* **Exercise goal**
Filter the records for lines holding the string "mark".

* **Supplied records**
· · · · ·

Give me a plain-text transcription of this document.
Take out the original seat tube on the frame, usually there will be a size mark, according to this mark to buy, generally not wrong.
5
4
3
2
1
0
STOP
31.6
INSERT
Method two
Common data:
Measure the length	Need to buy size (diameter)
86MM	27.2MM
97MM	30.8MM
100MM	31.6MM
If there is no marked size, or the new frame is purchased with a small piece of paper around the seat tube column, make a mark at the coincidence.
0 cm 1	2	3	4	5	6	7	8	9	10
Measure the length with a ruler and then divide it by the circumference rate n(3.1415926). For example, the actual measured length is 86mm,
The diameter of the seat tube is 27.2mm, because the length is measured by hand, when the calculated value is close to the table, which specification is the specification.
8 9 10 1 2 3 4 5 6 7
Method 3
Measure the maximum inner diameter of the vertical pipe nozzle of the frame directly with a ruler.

· · · · ·

* **Output below**
Take out the original seat tube on the frame, usually there will be a size mark, according to this mark to buy, generally not wrong.
If there is no marked size, or the new frame is purchased with a small piece of paper around the seat tube column, make a mark at the coincidence.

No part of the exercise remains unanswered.